_Task prompt:_
Determine the number of lines in the listing below where the string "title" occurs; answer with the number alone.

_Material provided:_
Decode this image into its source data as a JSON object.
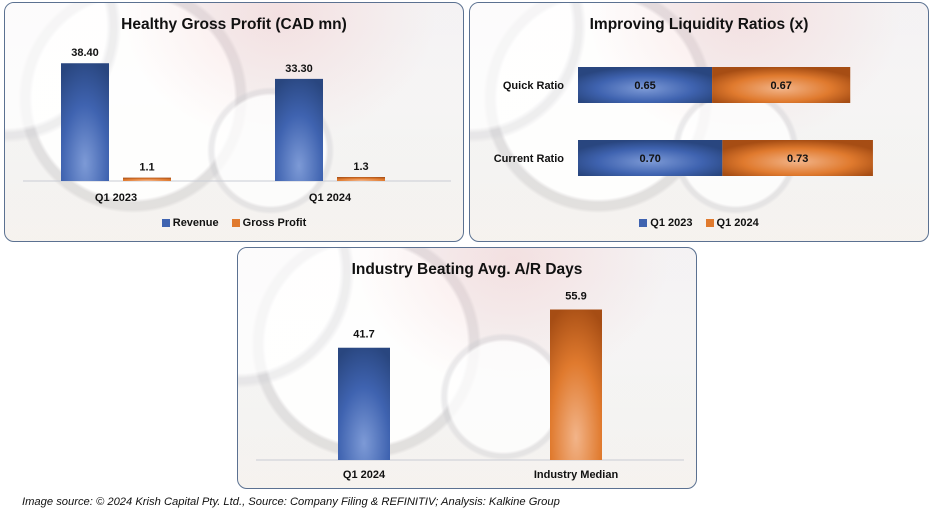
{
  "colors": {
    "blue": "#3f63b0",
    "blue_dark": "#29467f",
    "blue_light": "#7d9ad6",
    "orange": "#e07a2e",
    "orange_dark": "#a64d14",
    "orange_light": "#f2b489"
  },
  "chart_data": [
    {
      "type": "bar",
      "title": "Healthy Gross Profit (CAD mn)",
      "categories": [
        "Q1 2023",
        "Q1 2024"
      ],
      "series": [
        {
          "name": "Revenue",
          "values": [
            38.4,
            33.3
          ],
          "labels": [
            "38.40",
            "33.30"
          ],
          "color": "blue"
        },
        {
          "name": "Gross Profit",
          "values": [
            1.1,
            1.3
          ],
          "labels": [
            "1.1",
            "1.3"
          ],
          "color": "orange"
        }
      ],
      "xlabel": "",
      "ylabel": "",
      "ylim": [
        0,
        45
      ],
      "grid": false,
      "legend": "bottom"
    },
    {
      "type": "bar",
      "orientation": "horizontal-stacked",
      "title": "Improving Liquidity Ratios (x)",
      "categories": [
        "Quick Ratio",
        "Current Ratio"
      ],
      "series": [
        {
          "name": "Q1 2023",
          "values": [
            0.65,
            0.7
          ],
          "labels": [
            "0.65",
            "0.70"
          ],
          "color": "blue"
        },
        {
          "name": "Q1 2024",
          "values": [
            0.67,
            0.73
          ],
          "labels": [
            "0.67",
            "0.73"
          ],
          "color": "orange"
        }
      ],
      "xlabel": "",
      "ylabel": "",
      "xlim": [
        0,
        1.6
      ],
      "grid": false,
      "legend": "bottom"
    },
    {
      "type": "bar",
      "title": "Industry Beating Avg. A/R Days",
      "categories": [
        "Q1 2024",
        "Industry Median"
      ],
      "series": [
        {
          "name": "Avg. A/R Days",
          "values": [
            41.7,
            55.9
          ],
          "labels": [
            "41.7",
            "55.9"
          ],
          "colors": [
            "blue",
            "orange"
          ]
        }
      ],
      "xlabel": "",
      "ylabel": "",
      "ylim": [
        0,
        65
      ],
      "grid": false,
      "legend": "none"
    }
  ],
  "footer": "Image source: © 2024 Krish Capital Pty. Ltd., Source: Company Filing & REFINITIV; Analysis: Kalkine Group"
}
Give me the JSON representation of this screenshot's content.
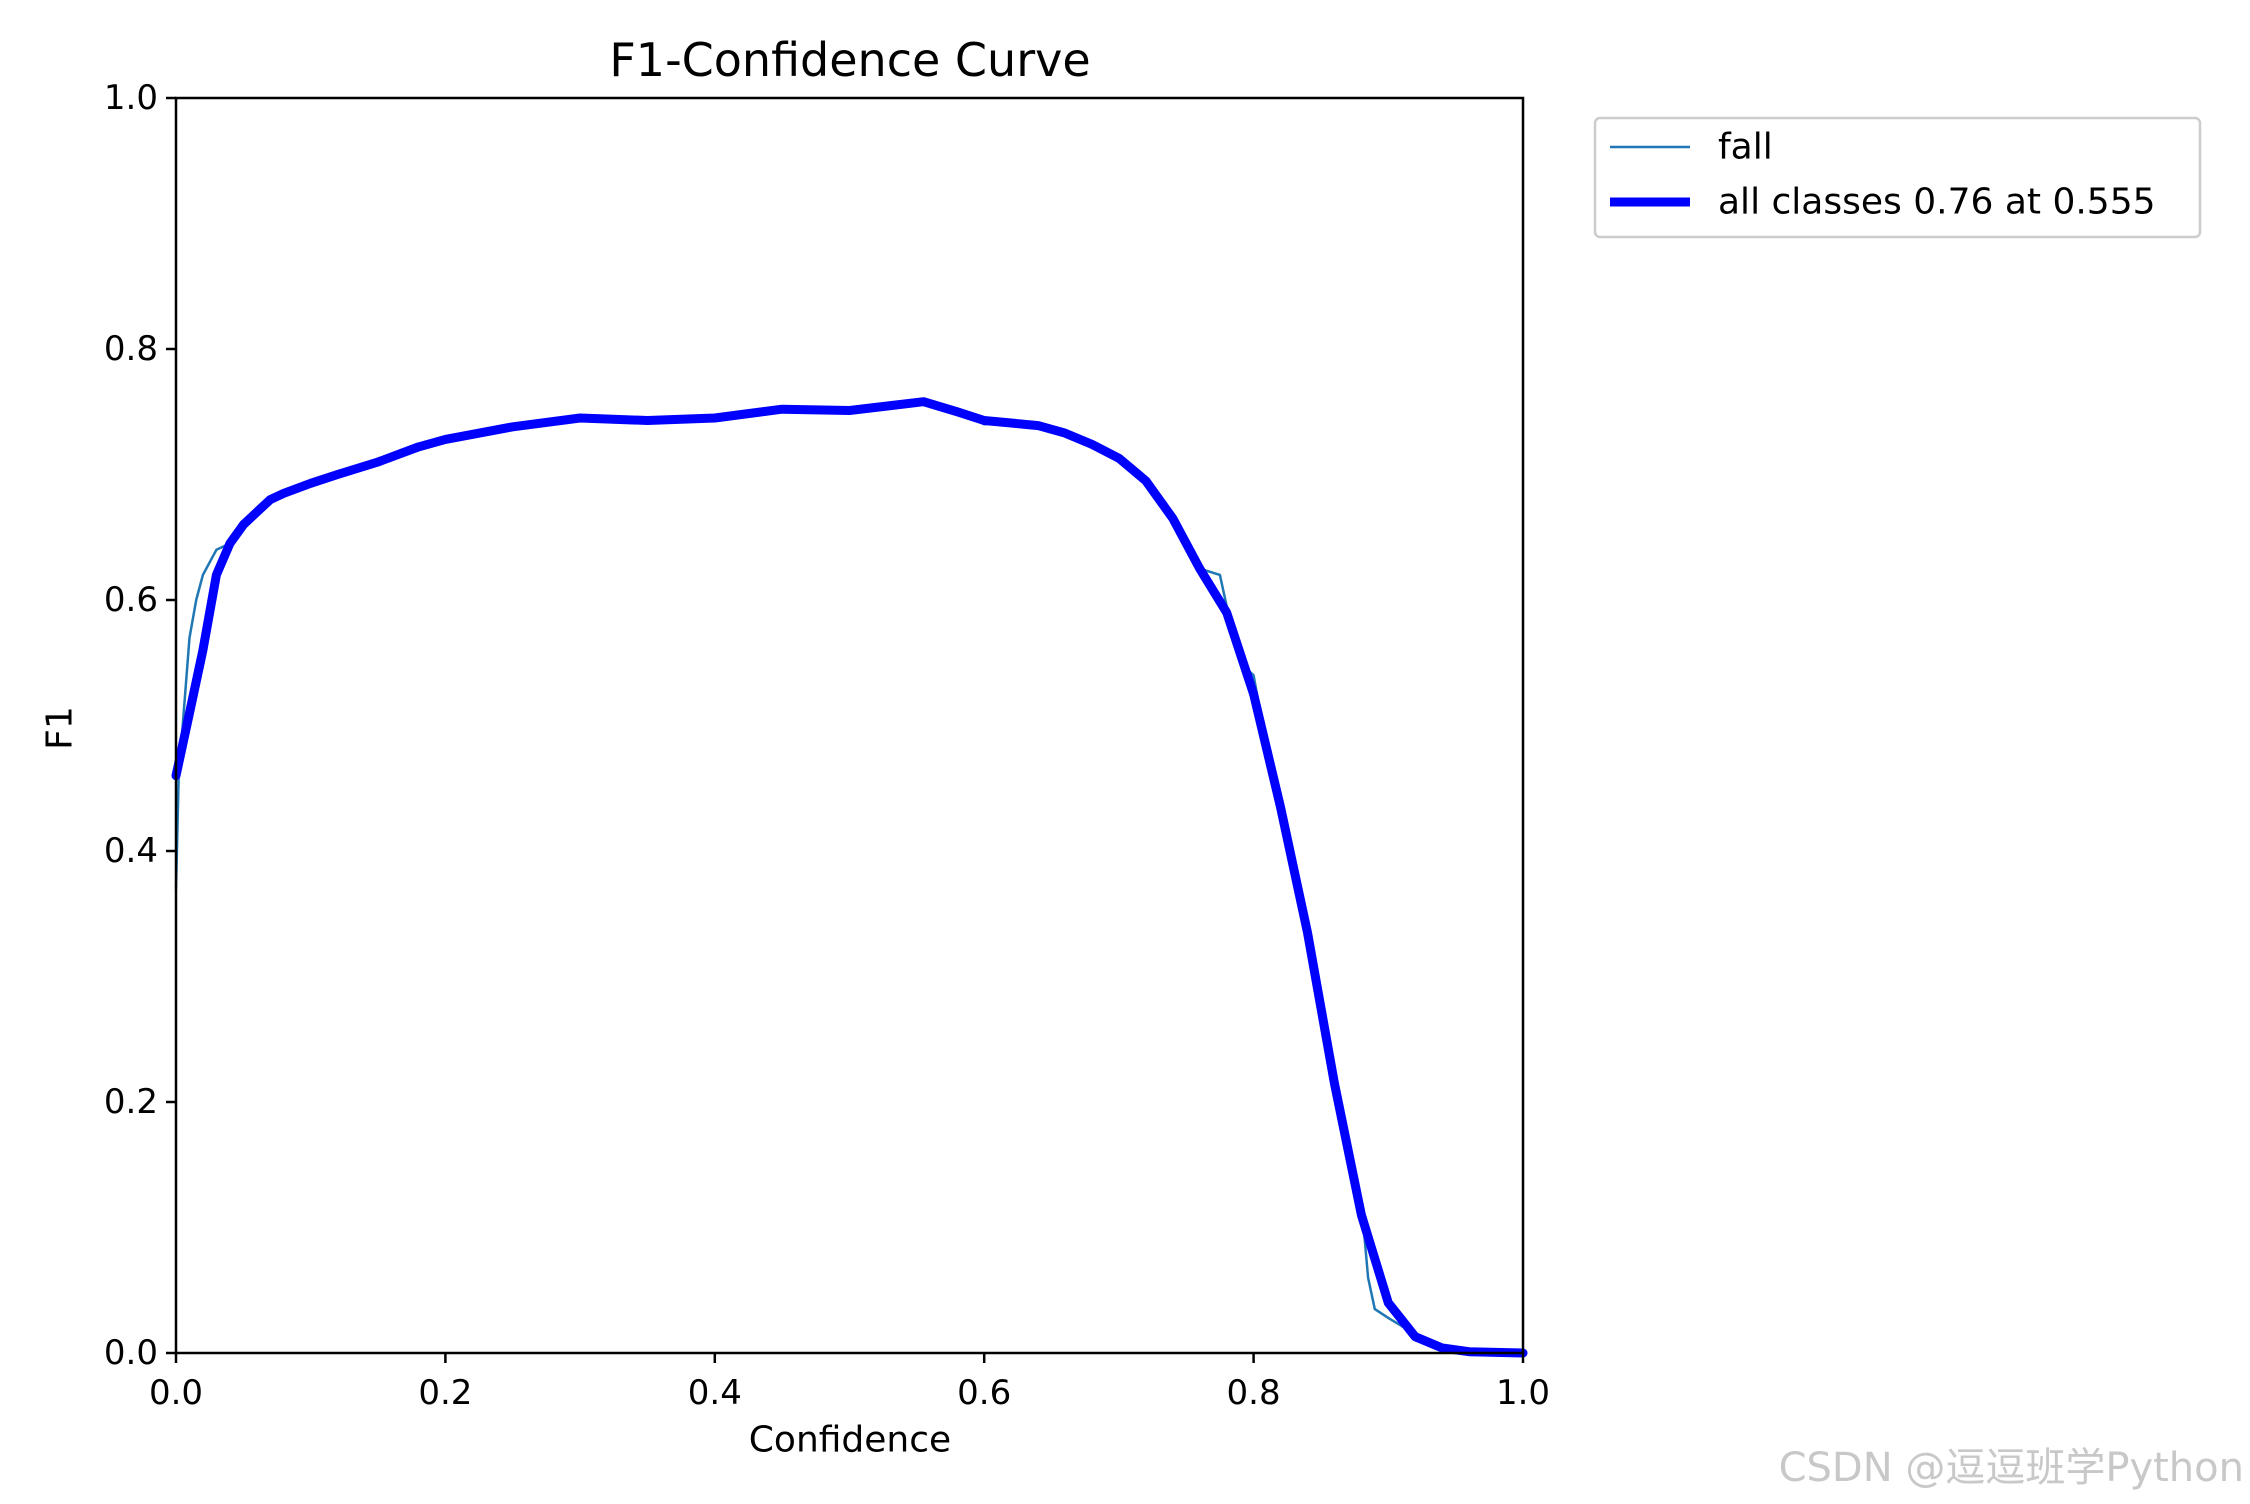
{
  "chart_data": {
    "type": "line",
    "title": "F1-Confidence Curve",
    "xlabel": "Confidence",
    "ylabel": "F1",
    "xlim": [
      0.0,
      1.0
    ],
    "ylim": [
      0.0,
      1.0
    ],
    "xticks": [
      "0.0",
      "0.2",
      "0.4",
      "0.6",
      "0.8",
      "1.0"
    ],
    "yticks": [
      "0.0",
      "0.2",
      "0.4",
      "0.6",
      "0.8",
      "1.0"
    ],
    "grid": false,
    "legend_position": "outside-upper-right",
    "series": [
      {
        "name": "fall",
        "color": "#1f77b4",
        "points": [
          [
            0.0,
            0.37
          ],
          [
            0.002,
            0.46
          ],
          [
            0.005,
            0.5
          ],
          [
            0.01,
            0.57
          ],
          [
            0.015,
            0.6
          ],
          [
            0.02,
            0.62
          ],
          [
            0.03,
            0.64
          ],
          [
            0.04,
            0.645
          ],
          [
            0.05,
            0.66
          ],
          [
            0.06,
            0.67
          ],
          [
            0.07,
            0.68
          ],
          [
            0.08,
            0.685
          ],
          [
            0.1,
            0.693
          ],
          [
            0.12,
            0.7
          ],
          [
            0.15,
            0.71
          ],
          [
            0.18,
            0.722
          ],
          [
            0.2,
            0.728
          ],
          [
            0.25,
            0.738
          ],
          [
            0.3,
            0.745
          ],
          [
            0.35,
            0.743
          ],
          [
            0.4,
            0.745
          ],
          [
            0.45,
            0.752
          ],
          [
            0.5,
            0.751
          ],
          [
            0.55,
            0.759
          ],
          [
            0.58,
            0.75
          ],
          [
            0.6,
            0.74
          ],
          [
            0.62,
            0.742
          ],
          [
            0.64,
            0.74
          ],
          [
            0.66,
            0.734
          ],
          [
            0.68,
            0.725
          ],
          [
            0.7,
            0.714
          ],
          [
            0.72,
            0.695
          ],
          [
            0.74,
            0.665
          ],
          [
            0.76,
            0.625
          ],
          [
            0.775,
            0.62
          ],
          [
            0.78,
            0.595
          ],
          [
            0.795,
            0.545
          ],
          [
            0.8,
            0.54
          ],
          [
            0.81,
            0.48
          ],
          [
            0.82,
            0.43
          ],
          [
            0.84,
            0.33
          ],
          [
            0.86,
            0.21
          ],
          [
            0.88,
            0.12
          ],
          [
            0.885,
            0.06
          ],
          [
            0.89,
            0.035
          ],
          [
            0.9,
            0.028
          ],
          [
            0.92,
            0.015
          ],
          [
            0.94,
            0.005
          ],
          [
            0.96,
            0.001
          ],
          [
            1.0,
            0.0
          ]
        ]
      },
      {
        "name": "all classes 0.76 at 0.555",
        "color": "#0000ff",
        "points": [
          [
            0.0,
            0.46
          ],
          [
            0.01,
            0.51
          ],
          [
            0.02,
            0.56
          ],
          [
            0.03,
            0.62
          ],
          [
            0.04,
            0.645
          ],
          [
            0.05,
            0.66
          ],
          [
            0.06,
            0.67
          ],
          [
            0.07,
            0.68
          ],
          [
            0.08,
            0.685
          ],
          [
            0.1,
            0.693
          ],
          [
            0.12,
            0.7
          ],
          [
            0.15,
            0.71
          ],
          [
            0.18,
            0.722
          ],
          [
            0.2,
            0.728
          ],
          [
            0.25,
            0.738
          ],
          [
            0.3,
            0.745
          ],
          [
            0.35,
            0.743
          ],
          [
            0.4,
            0.745
          ],
          [
            0.45,
            0.752
          ],
          [
            0.5,
            0.751
          ],
          [
            0.555,
            0.758
          ],
          [
            0.58,
            0.75
          ],
          [
            0.6,
            0.743
          ],
          [
            0.62,
            0.741
          ],
          [
            0.64,
            0.739
          ],
          [
            0.66,
            0.733
          ],
          [
            0.68,
            0.724
          ],
          [
            0.7,
            0.713
          ],
          [
            0.72,
            0.695
          ],
          [
            0.74,
            0.665
          ],
          [
            0.76,
            0.625
          ],
          [
            0.78,
            0.59
          ],
          [
            0.8,
            0.525
          ],
          [
            0.82,
            0.435
          ],
          [
            0.84,
            0.335
          ],
          [
            0.86,
            0.215
          ],
          [
            0.88,
            0.11
          ],
          [
            0.9,
            0.04
          ],
          [
            0.92,
            0.013
          ],
          [
            0.94,
            0.004
          ],
          [
            0.96,
            0.001
          ],
          [
            1.0,
            0.0
          ]
        ]
      }
    ]
  },
  "watermark": "CSDN @逗逗班学Python"
}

_Full response:_
4